[START OF Listing]

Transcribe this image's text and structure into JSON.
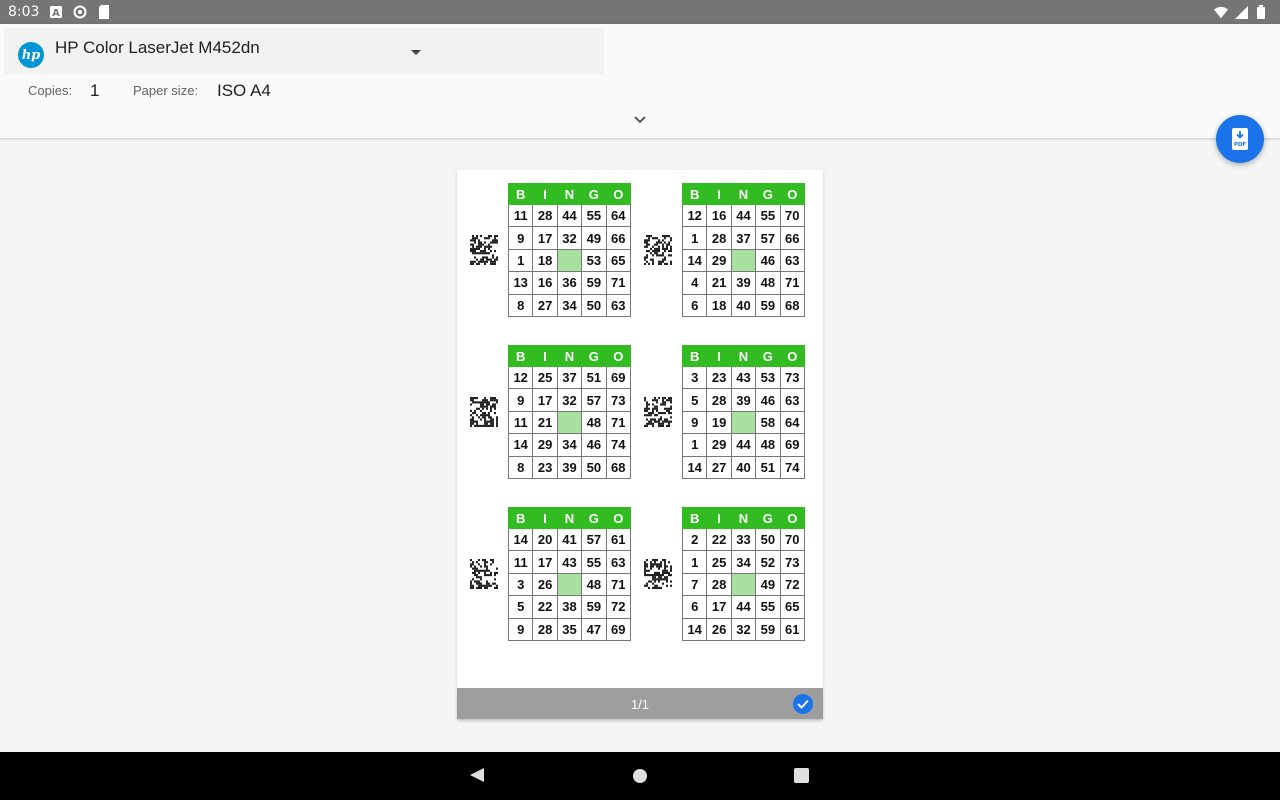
{
  "status_bar": {
    "time": "8:03",
    "left_icons": [
      "a-icon",
      "sync-icon",
      "sd-card-icon"
    ],
    "right_icons": [
      "wifi-icon",
      "signal-icon",
      "battery-icon"
    ]
  },
  "header": {
    "printer_name": "HP Color LaserJet M452dn",
    "printer_logo": "hp",
    "copies_label": "Copies:",
    "copies_value": "1",
    "paper_size_label": "Paper size:",
    "paper_size_value": "ISO A4"
  },
  "fab": {
    "label": "PDF"
  },
  "preview": {
    "page_indicator": "1/1",
    "header_letters": [
      "B",
      "I",
      "N",
      "G",
      "O"
    ],
    "cards": [
      [
        [
          "11",
          "28",
          "44",
          "55",
          "64"
        ],
        [
          "9",
          "17",
          "32",
          "49",
          "66"
        ],
        [
          "1",
          "18",
          "",
          "53",
          "65"
        ],
        [
          "13",
          "16",
          "36",
          "59",
          "71"
        ],
        [
          "8",
          "27",
          "34",
          "50",
          "63"
        ]
      ],
      [
        [
          "12",
          "16",
          "44",
          "55",
          "70"
        ],
        [
          "1",
          "28",
          "37",
          "57",
          "66"
        ],
        [
          "14",
          "29",
          "",
          "46",
          "63"
        ],
        [
          "4",
          "21",
          "39",
          "48",
          "71"
        ],
        [
          "6",
          "18",
          "40",
          "59",
          "68"
        ]
      ],
      [
        [
          "12",
          "25",
          "37",
          "51",
          "69"
        ],
        [
          "9",
          "17",
          "32",
          "57",
          "73"
        ],
        [
          "11",
          "21",
          "",
          "48",
          "71"
        ],
        [
          "14",
          "29",
          "34",
          "46",
          "74"
        ],
        [
          "8",
          "23",
          "39",
          "50",
          "68"
        ]
      ],
      [
        [
          "3",
          "23",
          "43",
          "53",
          "73"
        ],
        [
          "5",
          "28",
          "39",
          "46",
          "63"
        ],
        [
          "9",
          "19",
          "",
          "58",
          "64"
        ],
        [
          "1",
          "29",
          "44",
          "48",
          "69"
        ],
        [
          "14",
          "27",
          "40",
          "51",
          "74"
        ]
      ],
      [
        [
          "14",
          "20",
          "41",
          "57",
          "61"
        ],
        [
          "11",
          "17",
          "43",
          "55",
          "63"
        ],
        [
          "3",
          "26",
          "",
          "48",
          "71"
        ],
        [
          "5",
          "22",
          "38",
          "59",
          "72"
        ],
        [
          "9",
          "28",
          "35",
          "47",
          "69"
        ]
      ],
      [
        [
          "2",
          "22",
          "33",
          "50",
          "70"
        ],
        [
          "1",
          "25",
          "34",
          "52",
          "73"
        ],
        [
          "7",
          "28",
          "",
          "49",
          "72"
        ],
        [
          "6",
          "17",
          "44",
          "55",
          "65"
        ],
        [
          "14",
          "26",
          "32",
          "59",
          "61"
        ]
      ]
    ]
  },
  "colors": {
    "accent": "#1a73e8",
    "bingo_header": "#33bb22",
    "free_cell": "#a8e0a0",
    "hp_blue": "#0096d6"
  }
}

[END OF Listing]

Exercise details
Make an exact copy of all the material, but keep the pictures out of it.

Reply to the exercise
Transcribe this image's text and structure into JSON.
{
  "status_bar": {
    "time": "8:03",
    "left_icons": [
      "a-icon",
      "sync-icon",
      "sd-card-icon"
    ],
    "right_icons": [
      "wifi-icon",
      "signal-icon",
      "battery-icon"
    ]
  },
  "header": {
    "printer_name": "HP Color LaserJet M452dn",
    "printer_logo": "hp",
    "copies_label": "Copies:",
    "copies_value": "1",
    "paper_size_label": "Paper size:",
    "paper_size_value": "ISO A4"
  },
  "fab": {
    "label": "PDF"
  },
  "preview": {
    "page_indicator": "1/1",
    "header_letters": [
      "B",
      "I",
      "N",
      "G",
      "O"
    ],
    "cards": [
      [
        [
          "11",
          "28",
          "44",
          "55",
          "64"
        ],
        [
          "9",
          "17",
          "32",
          "49",
          "66"
        ],
        [
          "1",
          "18",
          "",
          "53",
          "65"
        ],
        [
          "13",
          "16",
          "36",
          "59",
          "71"
        ],
        [
          "8",
          "27",
          "34",
          "50",
          "63"
        ]
      ],
      [
        [
          "12",
          "16",
          "44",
          "55",
          "70"
        ],
        [
          "1",
          "28",
          "37",
          "57",
          "66"
        ],
        [
          "14",
          "29",
          "",
          "46",
          "63"
        ],
        [
          "4",
          "21",
          "39",
          "48",
          "71"
        ],
        [
          "6",
          "18",
          "40",
          "59",
          "68"
        ]
      ],
      [
        [
          "12",
          "25",
          "37",
          "51",
          "69"
        ],
        [
          "9",
          "17",
          "32",
          "57",
          "73"
        ],
        [
          "11",
          "21",
          "",
          "48",
          "71"
        ],
        [
          "14",
          "29",
          "34",
          "46",
          "74"
        ],
        [
          "8",
          "23",
          "39",
          "50",
          "68"
        ]
      ],
      [
        [
          "3",
          "23",
          "43",
          "53",
          "73"
        ],
        [
          "5",
          "28",
          "39",
          "46",
          "63"
        ],
        [
          "9",
          "19",
          "",
          "58",
          "64"
        ],
        [
          "1",
          "29",
          "44",
          "48",
          "69"
        ],
        [
          "14",
          "27",
          "40",
          "51",
          "74"
        ]
      ],
      [
        [
          "14",
          "20",
          "41",
          "57",
          "61"
        ],
        [
          "11",
          "17",
          "43",
          "55",
          "63"
        ],
        [
          "3",
          "26",
          "",
          "48",
          "71"
        ],
        [
          "5",
          "22",
          "38",
          "59",
          "72"
        ],
        [
          "9",
          "28",
          "35",
          "47",
          "69"
        ]
      ],
      [
        [
          "2",
          "22",
          "33",
          "50",
          "70"
        ],
        [
          "1",
          "25",
          "34",
          "52",
          "73"
        ],
        [
          "7",
          "28",
          "",
          "49",
          "72"
        ],
        [
          "6",
          "17",
          "44",
          "55",
          "65"
        ],
        [
          "14",
          "26",
          "32",
          "59",
          "61"
        ]
      ]
    ]
  },
  "colors": {
    "accent": "#1a73e8",
    "bingo_header": "#33bb22",
    "free_cell": "#a8e0a0",
    "hp_blue": "#0096d6"
  }
}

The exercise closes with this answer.